**What you need to do**
a) Answer these from the passage on "The Falcon and the Winter Soldier":
(i) Whom does Karli Morgenthau apologize for killing?
(ii) Where was the uniform Sam Wilson wears made?
(iii) Which Bible reference is given for the verse beginning "There is no Jew or Greek"?
b) Please copy word for word the stretch of the passage on "The Falcon and the Winter Soldier" from "Isaiah Bradley, the" through "the show’s themes.".

**Passage shown**
☆ ☆ ☆ ☆ ☆ ☆ ☆

To the helpless, God reveals His desire for the flourishing of all – even their enemies:
Build houses and live in them. Plant gardens and eat their produce. Find wives for yourselves, and have sons and daughters. Find wives for your sons and give your daughters to men in marriage so that they may bear sons and daughters. Multiply there; do not decrease. Pursue the well-being of the city I have deported you to. Pray to the Lord on its behalf, for when it thrives, you will thrive. (Jeremiah 29:5-6)
In the face of atrocities and abundant sin, Christ reveals the Father’s desire to adopt all nations having paid for the right at the cost of his own blood:
There is no Jew or Greek, slave or free, male and female; since you are all one in Christ Jesus. And if you belong to Christ, then you are Abraham’s seed, heirs according to the promise. (Galatians 3:28-29)
Sam’s actions — and the show’s aspirations — reflect biblical notions of God’s compassion, care for the oppressed and plans for a countercultural, unified community. “The Falcon and the Winter Soldier” raises questions for which the Bible provides answers.
Its conclusion is overtly hopeful and uplifting, a unifying call in a cultural climate of despair and unforgiveness.Click to tweet
Flawed Yet Hopeful
To be sure, “The Falcon and the Winter Soldier” has glaring flaws, namely due to the “tell, don’t show” characterization of Sam’s foils. For example, the show encourages us to sympathize with Karli Morgenthau, with an emphasis on her struggles as a displaced person and her relationship with her mentor, Momma Donya, neither of which ever happen on screen. What we actually see is Morgenthau’s willingness to repeatedly commit acts of terrorism and murder to fulfill her goals. When confronted by John Walker in the finale, she apologizes for killing his partner, Lemar Hoskins, because she doesn’t “want to hurt people that don’t matter,” a sentiment as ill-timed as it is unsympathetic.
Isaiah Bradley, the other character weighing most heavily on Sam Wilson’s arc, is given similar treatment. The show wants desperately for the audience to be horrified at the injustices the U.S. government committed against this man. While the concept is entirely believable (the historical basis for Isaiah’s backstory is well documented), we never actually see any of it, robbing Isaiah’s story of its proper emotional impact. Again: Isaiah and Karli are two of the most pivotal characters to the theme of the show, but, in Isaiah’s case, we are only told why to care and, in Karli’s, we are continually given evidence that contradicts what the show intends for us to believe. Unfortunately, failures like these serve to obscure and undercut the show’s themes.
Despite its frequent sloppiness and ham-fisted attempts to make a statement, we can still see resonant undercurrents of grace, forgiveness, strength in weakness, compassion and mercy. Its conclusion is overtly hopeful and uplifting, a unifying call in a cultural climate of despair and unforgiveness. God’s desire is for his church, in Christ, to love one another, promote justice, practice mercy and worship Him above all, culminating in the creation of one new humanity. In “Falcon,” Sam Wilson rises above his fear and doubt, to become “a new hero suited for the time we’re in” wearing a uniform made in Africa displaying the national colors of America. On the behalf of all nations, the new Captain America soars on African wings.

☆ ☆ ☆ ☆ ☆ ☆ ☆

**Data section**

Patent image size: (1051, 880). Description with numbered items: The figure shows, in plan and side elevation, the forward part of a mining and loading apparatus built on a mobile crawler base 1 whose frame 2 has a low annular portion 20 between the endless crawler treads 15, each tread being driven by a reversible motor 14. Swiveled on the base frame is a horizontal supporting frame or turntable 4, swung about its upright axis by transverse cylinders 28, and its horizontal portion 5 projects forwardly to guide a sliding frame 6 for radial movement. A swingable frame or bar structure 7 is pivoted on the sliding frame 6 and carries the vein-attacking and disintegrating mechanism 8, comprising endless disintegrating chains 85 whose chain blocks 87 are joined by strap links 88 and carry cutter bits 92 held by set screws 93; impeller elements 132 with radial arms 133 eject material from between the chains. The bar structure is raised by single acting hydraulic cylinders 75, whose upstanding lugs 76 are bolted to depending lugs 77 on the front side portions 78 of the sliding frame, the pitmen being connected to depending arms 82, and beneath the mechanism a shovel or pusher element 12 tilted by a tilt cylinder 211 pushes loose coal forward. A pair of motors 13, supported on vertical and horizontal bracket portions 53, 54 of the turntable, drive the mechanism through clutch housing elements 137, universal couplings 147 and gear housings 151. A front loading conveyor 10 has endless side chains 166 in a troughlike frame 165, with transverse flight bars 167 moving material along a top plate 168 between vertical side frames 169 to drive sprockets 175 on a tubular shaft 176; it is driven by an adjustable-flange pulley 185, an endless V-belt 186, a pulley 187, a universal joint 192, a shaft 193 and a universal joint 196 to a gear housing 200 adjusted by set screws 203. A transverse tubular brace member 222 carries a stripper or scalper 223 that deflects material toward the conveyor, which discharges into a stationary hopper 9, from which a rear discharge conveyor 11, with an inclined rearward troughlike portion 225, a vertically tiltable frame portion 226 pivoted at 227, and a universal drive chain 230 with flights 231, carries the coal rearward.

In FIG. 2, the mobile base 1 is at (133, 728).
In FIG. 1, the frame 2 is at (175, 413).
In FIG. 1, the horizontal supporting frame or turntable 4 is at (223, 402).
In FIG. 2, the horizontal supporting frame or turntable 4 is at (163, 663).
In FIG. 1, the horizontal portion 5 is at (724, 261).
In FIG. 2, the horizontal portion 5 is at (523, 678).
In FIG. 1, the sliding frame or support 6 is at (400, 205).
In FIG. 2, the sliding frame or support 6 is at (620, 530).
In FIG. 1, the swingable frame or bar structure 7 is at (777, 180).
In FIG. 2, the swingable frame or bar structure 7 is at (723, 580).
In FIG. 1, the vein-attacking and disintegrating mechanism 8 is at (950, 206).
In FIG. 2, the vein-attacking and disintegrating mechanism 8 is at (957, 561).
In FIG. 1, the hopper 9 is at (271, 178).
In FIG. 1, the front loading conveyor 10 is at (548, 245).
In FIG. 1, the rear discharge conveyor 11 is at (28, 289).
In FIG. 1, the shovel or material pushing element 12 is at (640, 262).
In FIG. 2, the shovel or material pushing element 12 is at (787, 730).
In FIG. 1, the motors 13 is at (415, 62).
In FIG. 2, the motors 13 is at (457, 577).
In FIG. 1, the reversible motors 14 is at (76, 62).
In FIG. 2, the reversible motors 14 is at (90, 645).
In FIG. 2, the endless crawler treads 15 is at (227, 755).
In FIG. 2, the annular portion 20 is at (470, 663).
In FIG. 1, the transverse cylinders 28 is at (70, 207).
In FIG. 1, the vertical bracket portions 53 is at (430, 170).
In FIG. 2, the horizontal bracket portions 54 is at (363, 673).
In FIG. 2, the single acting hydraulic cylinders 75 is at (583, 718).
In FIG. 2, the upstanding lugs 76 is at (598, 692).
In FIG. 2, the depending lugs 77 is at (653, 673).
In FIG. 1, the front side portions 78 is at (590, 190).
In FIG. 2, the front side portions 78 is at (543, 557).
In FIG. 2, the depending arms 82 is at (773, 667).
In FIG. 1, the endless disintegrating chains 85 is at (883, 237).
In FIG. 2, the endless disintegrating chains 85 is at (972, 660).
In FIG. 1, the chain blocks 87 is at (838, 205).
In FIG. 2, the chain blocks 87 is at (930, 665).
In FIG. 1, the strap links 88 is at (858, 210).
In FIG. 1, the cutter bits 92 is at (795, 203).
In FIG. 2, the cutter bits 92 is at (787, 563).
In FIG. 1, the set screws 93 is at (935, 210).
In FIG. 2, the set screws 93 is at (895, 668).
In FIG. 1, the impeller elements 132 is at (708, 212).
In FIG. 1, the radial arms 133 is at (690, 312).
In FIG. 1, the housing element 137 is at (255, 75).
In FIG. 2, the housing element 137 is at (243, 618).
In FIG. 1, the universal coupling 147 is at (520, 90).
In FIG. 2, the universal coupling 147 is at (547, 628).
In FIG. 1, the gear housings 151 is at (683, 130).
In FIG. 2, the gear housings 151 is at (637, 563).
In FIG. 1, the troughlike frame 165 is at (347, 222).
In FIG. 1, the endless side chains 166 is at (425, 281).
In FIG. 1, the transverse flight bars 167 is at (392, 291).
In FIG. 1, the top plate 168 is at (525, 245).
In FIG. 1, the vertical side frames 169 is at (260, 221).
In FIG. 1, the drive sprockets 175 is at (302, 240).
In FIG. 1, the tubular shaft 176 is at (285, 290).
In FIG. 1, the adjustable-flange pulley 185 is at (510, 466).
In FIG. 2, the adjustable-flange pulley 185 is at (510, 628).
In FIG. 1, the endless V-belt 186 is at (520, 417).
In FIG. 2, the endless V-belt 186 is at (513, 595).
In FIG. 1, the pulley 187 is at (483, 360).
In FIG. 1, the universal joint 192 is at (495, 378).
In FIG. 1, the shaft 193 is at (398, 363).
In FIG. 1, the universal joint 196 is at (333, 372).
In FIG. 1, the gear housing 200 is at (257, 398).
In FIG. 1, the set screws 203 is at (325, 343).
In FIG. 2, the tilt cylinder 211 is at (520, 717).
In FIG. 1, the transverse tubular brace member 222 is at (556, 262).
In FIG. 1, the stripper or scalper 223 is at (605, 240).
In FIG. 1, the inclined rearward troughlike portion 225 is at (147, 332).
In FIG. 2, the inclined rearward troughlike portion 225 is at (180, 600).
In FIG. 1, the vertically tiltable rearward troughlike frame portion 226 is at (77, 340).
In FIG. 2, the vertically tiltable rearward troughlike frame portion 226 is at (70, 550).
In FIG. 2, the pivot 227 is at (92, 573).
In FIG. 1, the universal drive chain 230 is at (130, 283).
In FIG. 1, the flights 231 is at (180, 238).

☆ ☆ ☆ ☆ ☆ ☆ ☆

**Results for each task**
a)
(i) Lemar Hoskins, John Walker's partner.
(ii) Africa.
(iii) Galatians 3:28-29.

b)
Isaiah Bradley, the other character weighing most heavily on Sam Wilson’s arc, is given similar treatment. The show wants desperately for the audience to be horrified at the injustices the U.S. government committed against this man. While the concept is entirely believable (the historical basis for Isaiah’s backstory is well documented), we never actually see any of it, robbing Isaiah’s story of its proper emotional impact. Again: Isaiah and Karli are two of the most pivotal characters to the theme of the show, but, in Isaiah’s case, we are only told why to care and, in Karli’s, we are continually given evidence that contradicts what the show intends for us to believe. Unfortunately, failures like these serve to obscure and undercut the show’s themes.